INSTRUCTIONS FOR THE TASK. Extract, word for word, each line from the line holding "Type out the text in this image." through the end of the records. Omit every picture.

DATA SECTION.
───
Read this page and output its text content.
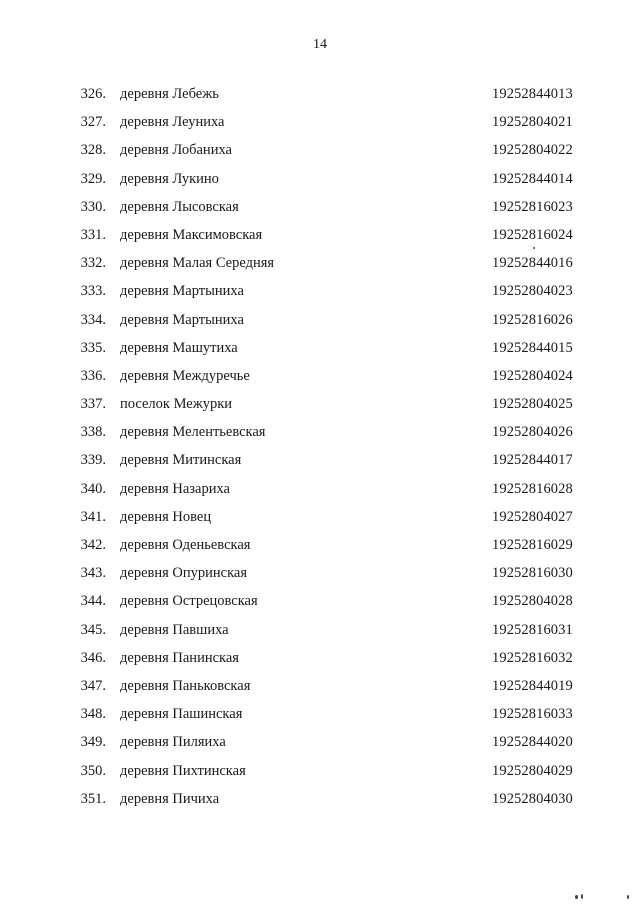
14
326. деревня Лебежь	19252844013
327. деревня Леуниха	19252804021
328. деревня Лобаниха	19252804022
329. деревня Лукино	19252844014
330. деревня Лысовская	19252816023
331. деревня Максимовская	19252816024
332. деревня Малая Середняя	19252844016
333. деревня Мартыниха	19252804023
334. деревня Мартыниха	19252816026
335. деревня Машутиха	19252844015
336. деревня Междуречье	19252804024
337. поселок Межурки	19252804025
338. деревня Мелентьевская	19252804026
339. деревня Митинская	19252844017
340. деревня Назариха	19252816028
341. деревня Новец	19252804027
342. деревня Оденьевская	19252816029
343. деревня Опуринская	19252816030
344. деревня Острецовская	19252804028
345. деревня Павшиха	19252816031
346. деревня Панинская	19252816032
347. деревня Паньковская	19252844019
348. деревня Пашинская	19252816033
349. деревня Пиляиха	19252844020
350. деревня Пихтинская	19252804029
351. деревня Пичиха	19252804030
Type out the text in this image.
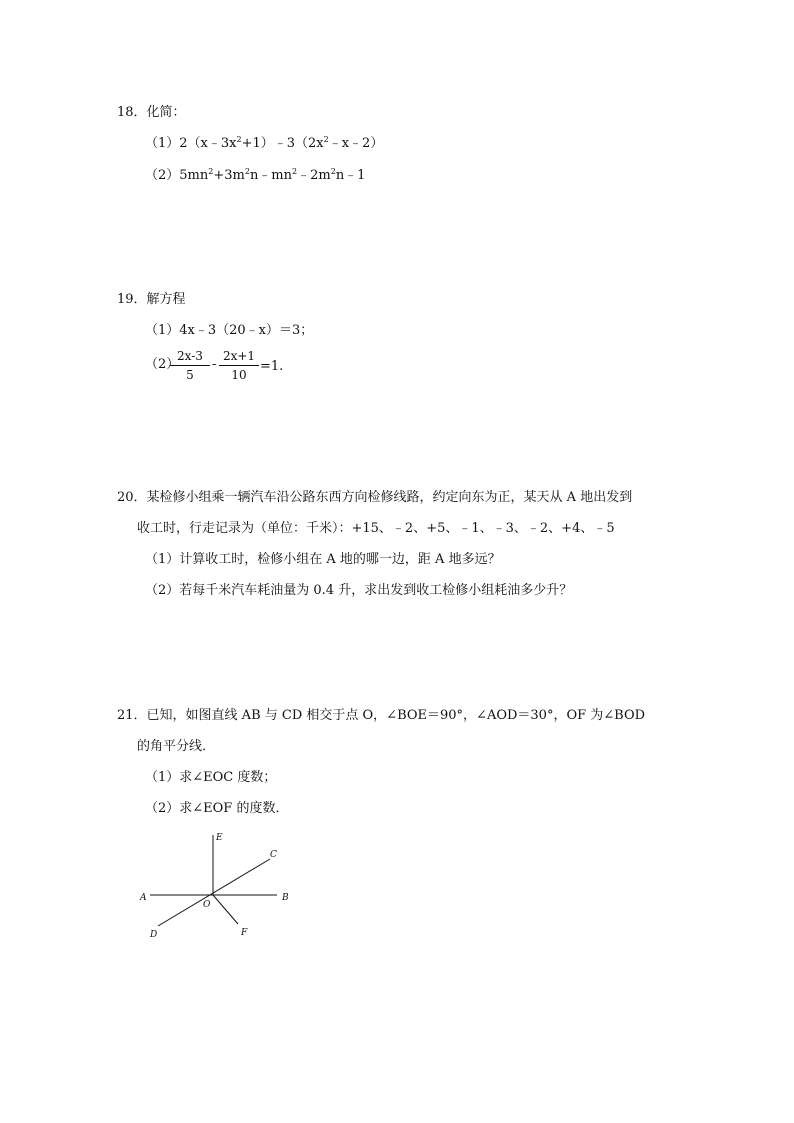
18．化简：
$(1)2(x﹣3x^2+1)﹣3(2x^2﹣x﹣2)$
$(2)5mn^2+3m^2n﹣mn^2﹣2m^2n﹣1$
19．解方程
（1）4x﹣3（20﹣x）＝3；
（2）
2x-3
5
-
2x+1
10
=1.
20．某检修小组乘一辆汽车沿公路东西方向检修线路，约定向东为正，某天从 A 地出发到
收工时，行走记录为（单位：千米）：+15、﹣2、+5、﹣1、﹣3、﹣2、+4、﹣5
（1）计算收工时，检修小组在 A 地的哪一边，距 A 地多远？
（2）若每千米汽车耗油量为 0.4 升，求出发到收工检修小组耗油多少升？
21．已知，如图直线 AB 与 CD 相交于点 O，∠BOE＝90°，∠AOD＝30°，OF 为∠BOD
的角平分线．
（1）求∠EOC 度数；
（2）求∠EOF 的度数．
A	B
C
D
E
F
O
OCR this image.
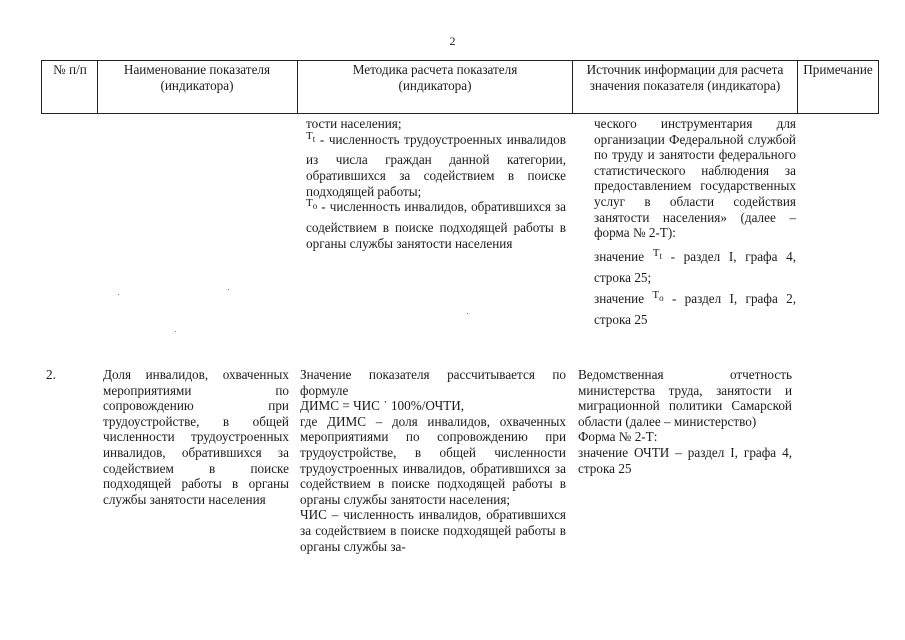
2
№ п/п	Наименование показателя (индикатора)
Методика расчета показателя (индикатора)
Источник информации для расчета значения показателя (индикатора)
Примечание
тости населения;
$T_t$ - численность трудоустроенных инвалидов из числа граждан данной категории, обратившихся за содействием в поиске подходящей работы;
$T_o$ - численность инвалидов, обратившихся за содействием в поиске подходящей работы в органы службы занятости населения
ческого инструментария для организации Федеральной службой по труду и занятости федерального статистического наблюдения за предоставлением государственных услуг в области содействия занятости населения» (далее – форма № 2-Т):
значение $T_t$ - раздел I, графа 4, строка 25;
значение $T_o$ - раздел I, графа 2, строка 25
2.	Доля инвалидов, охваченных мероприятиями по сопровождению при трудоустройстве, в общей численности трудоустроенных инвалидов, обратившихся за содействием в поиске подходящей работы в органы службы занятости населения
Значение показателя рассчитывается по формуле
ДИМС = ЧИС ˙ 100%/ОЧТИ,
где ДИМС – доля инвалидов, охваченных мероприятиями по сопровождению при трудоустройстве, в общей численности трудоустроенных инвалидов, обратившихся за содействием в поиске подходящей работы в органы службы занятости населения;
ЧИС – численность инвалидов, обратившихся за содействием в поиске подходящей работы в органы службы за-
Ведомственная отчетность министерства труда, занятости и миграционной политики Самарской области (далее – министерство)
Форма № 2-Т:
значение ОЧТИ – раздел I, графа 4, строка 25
───
RESULT OF THE EXERCISE.
Type out the text in this image.
18．化简：
$(1)2(x﹣3x^2+1)﹣3(2x^2﹣x﹣2)$
$(2)5mn^2+3m^2n﹣mn^2﹣2m^2n﹣1$
19．解方程
（1）4x﹣3（20﹣x）＝3；
（2）
2x-3
5
-
2x+1
10
=1.
20．某检修小组乘一辆汽车沿公路东西方向检修线路，约定向东为正，某天从 A 地出发到
收工时，行走记录为（单位：千米）：+15、﹣2、+5、﹣1、﹣3、﹣2、+4、﹣5
（1）计算收工时，检修小组在 A 地的哪一边，距 A 地多远？
（2）若每千米汽车耗油量为 0.4 升，求出发到收工检修小组耗油多少升？
21．已知，如图直线 AB 与 CD 相交于点 O，∠BOE＝90°，∠AOD＝30°，OF 为∠BOD
的角平分线．
（1）求∠EOC 度数；
（2）求∠EOF 的度数．
A	B
C
D
E
F
O
OCR this image.
2
№ п/п	Наименование показателя (индикатора)
Методика расчета показателя (индикатора)
Источник информации для расчета значения показателя (индикатора)
Примечание
тости населения;
$T_t$ - численность трудоустроенных инвалидов из числа граждан данной категории, обратившихся за содействием в поиске подходящей работы;
$T_o$ - численность инвалидов, обратившихся за содействием в поиске подходящей работы в органы службы занятости населения
ческого инструментария для организации Федеральной службой по труду и занятости федерального статистического наблюдения за предоставлением государственных услуг в области содействия занятости населения» (далее – форма № 2-Т):
значение $T_t$ - раздел I, графа 4, строка 25;
значение $T_o$ - раздел I, графа 2, строка 25
2.	Доля инвалидов, охваченных мероприятиями по сопровождению при трудоустройстве, в общей численности трудоустроенных инвалидов, обратившихся за содействием в поиске подходящей работы в органы службы занятости населения
Значение показателя рассчитывается по формуле
ДИМС = ЧИС ˙ 100%/ОЧТИ,
где ДИМС – доля инвалидов, охваченных мероприятиями по сопровождению при трудоустройстве, в общей численности трудоустроенных инвалидов, обратившихся за содействием в поиске подходящей работы в органы службы занятости населения;
ЧИС – численность инвалидов, обратившихся за содействием в поиске подходящей работы в органы службы за-
Ведомственная отчетность министерства труда, занятости и миграционной политики Самарской области (далее – министерство)
Форма № 2-Т:
значение ОЧТИ – раздел I, графа 4, строка 25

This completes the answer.